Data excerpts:
§ §

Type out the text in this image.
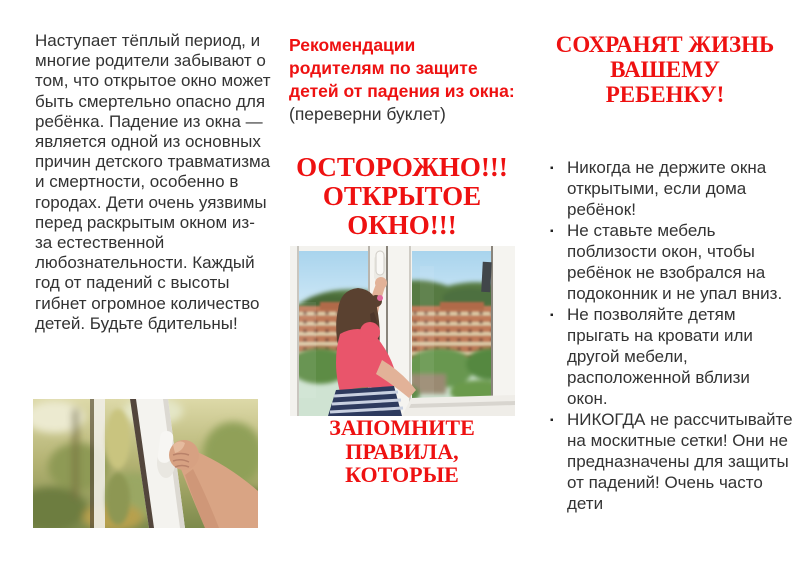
Наступает тёплый период, и многие родители забывают о том, что открытое окно может быть смертельно опасно для ребёнка. Падение из окна — является одной из основных причин детского травматизма и смертности, особенно в городах. Дети очень уязвимы перед раскрытым окном из-за естественной любознательности. Каждый год от падений с высоты гибнет огромное количество детей. Будьте бдительны!
Рекомендации
родителям по защите
детей от падения из окна:
(переверни буклет)
ОСТОРОЖНО!!!
ОТКРЫТОЕ
ОКНО!!!
ЗАПОМНИТЕ
ПРАВИЛА,
КОТОРЫЕ
СОХРАНЯТ ЖИЗНЬ
ВАШЕМУ
РЕБЕНКУ!
▪ Никогда не держите окна открытыми, если дома ребёнок!
▪ Не ставьте мебель поблизости окон, чтобы ребёнок не взобрался на подоконник и не упал вниз.
▪ Не позволяйте детям прыгать на кровати или другой мебели, расположенной вблизи окон.
▪ НИКОГДА не рассчитывайте на москитные сетки! Они не предназначены для защиты от падений! Очень часто дети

§ §

◆ Given task:
Filter the data for the string "ребёнок" and copy every line that has it.

◆ Task response:
▪ Никогда не держите окна открытыми, если дома ребёнок!
▪ Не ставьте мебель поблизости окон, чтобы ребёнок не взобрался на подоконник и не упал вниз.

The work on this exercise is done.